Given exercise: Can you restate the records below word for word?

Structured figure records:
=====
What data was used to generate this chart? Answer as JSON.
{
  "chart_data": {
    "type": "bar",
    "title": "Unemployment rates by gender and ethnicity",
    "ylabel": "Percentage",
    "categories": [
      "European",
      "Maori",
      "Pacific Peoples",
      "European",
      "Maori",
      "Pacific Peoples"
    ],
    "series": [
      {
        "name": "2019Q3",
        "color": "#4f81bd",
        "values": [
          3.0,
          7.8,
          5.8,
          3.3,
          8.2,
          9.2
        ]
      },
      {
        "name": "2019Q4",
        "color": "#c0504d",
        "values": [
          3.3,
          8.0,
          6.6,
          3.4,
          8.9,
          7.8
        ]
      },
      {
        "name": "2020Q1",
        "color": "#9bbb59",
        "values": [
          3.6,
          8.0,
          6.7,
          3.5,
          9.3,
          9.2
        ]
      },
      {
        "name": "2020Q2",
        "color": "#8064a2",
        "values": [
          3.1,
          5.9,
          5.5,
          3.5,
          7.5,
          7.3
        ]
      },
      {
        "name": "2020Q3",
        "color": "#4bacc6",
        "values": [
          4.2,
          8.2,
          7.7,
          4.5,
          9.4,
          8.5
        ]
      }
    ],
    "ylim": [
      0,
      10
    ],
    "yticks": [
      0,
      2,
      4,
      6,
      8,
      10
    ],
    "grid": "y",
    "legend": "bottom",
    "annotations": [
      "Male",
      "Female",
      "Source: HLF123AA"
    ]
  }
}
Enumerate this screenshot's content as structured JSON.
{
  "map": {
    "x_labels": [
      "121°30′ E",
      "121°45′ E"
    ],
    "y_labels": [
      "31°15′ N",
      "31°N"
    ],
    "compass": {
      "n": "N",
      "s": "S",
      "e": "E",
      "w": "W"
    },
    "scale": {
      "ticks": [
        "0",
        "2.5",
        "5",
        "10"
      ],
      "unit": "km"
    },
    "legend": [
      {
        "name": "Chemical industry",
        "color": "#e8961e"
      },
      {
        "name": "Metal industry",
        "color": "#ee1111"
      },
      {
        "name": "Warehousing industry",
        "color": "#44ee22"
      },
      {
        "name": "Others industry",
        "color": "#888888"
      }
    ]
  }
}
=====
Result for this exercise:
What data was used to generate this chart? Answer as JSON.
{
  "chart_data": {
    "type": "bar",
    "title": "Unemployment rates by gender and ethnicity",
    "ylabel": "Percentage",
    "categories": [
      "European",
      "Maori",
      "Pacific Peoples",
      "European",
      "Maori",
      "Pacific Peoples"
    ],
    "series": [
      {
        "name": "2019Q3",
        "color": "#4f81bd",
        "values": [
          3.0,
          7.8,
          5.8,
          3.3,
          8.2,
          9.2
        ]
      },
      {
        "name": "2019Q4",
        "color": "#c0504d",
        "values": [
          3.3,
          8.0,
          6.6,
          3.4,
          8.9,
          7.8
        ]
      },
      {
        "name": "2020Q1",
        "color": "#9bbb59",
        "values": [
          3.6,
          8.0,
          6.7,
          3.5,
          9.3,
          9.2
        ]
      },
      {
        "name": "2020Q2",
        "color": "#8064a2",
        "values": [
          3.1,
          5.9,
          5.5,
          3.5,
          7.5,
          7.3
        ]
      },
      {
        "name": "2020Q3",
        "color": "#4bacc6",
        "values": [
          4.2,
          8.2,
          7.7,
          4.5,
          9.4,
          8.5
        ]
      }
    ],
    "ylim": [
      0,
      10
    ],
    "yticks": [
      0,
      2,
      4,
      6,
      8,
      10
    ],
    "grid": "y",
    "legend": "bottom",
    "annotations": [
      "Male",
      "Female",
      "Source: HLF123AA"
    ]
  }
}
Enumerate this screenshot's content as structured JSON.
{
  "map": {
    "x_labels": [
      "121°30′ E",
      "121°45′ E"
    ],
    "y_labels": [
      "31°15′ N",
      "31°N"
    ],
    "compass": {
      "n": "N",
      "s": "S",
      "e": "E",
      "w": "W"
    },
    "scale": {
      "ticks": [
        "0",
        "2.5",
        "5",
        "10"
      ],
      "unit": "km"
    },
    "legend": [
      {
        "name": "Chemical industry",
        "color": "#e8961e"
      },
      {
        "name": "Metal industry",
        "color": "#ee1111"
      },
      {
        "name": "Warehousing industry",
        "color": "#44ee22"
      },
      {
        "name": "Others industry",
        "color": "#888888"
      }
    ]
  }
}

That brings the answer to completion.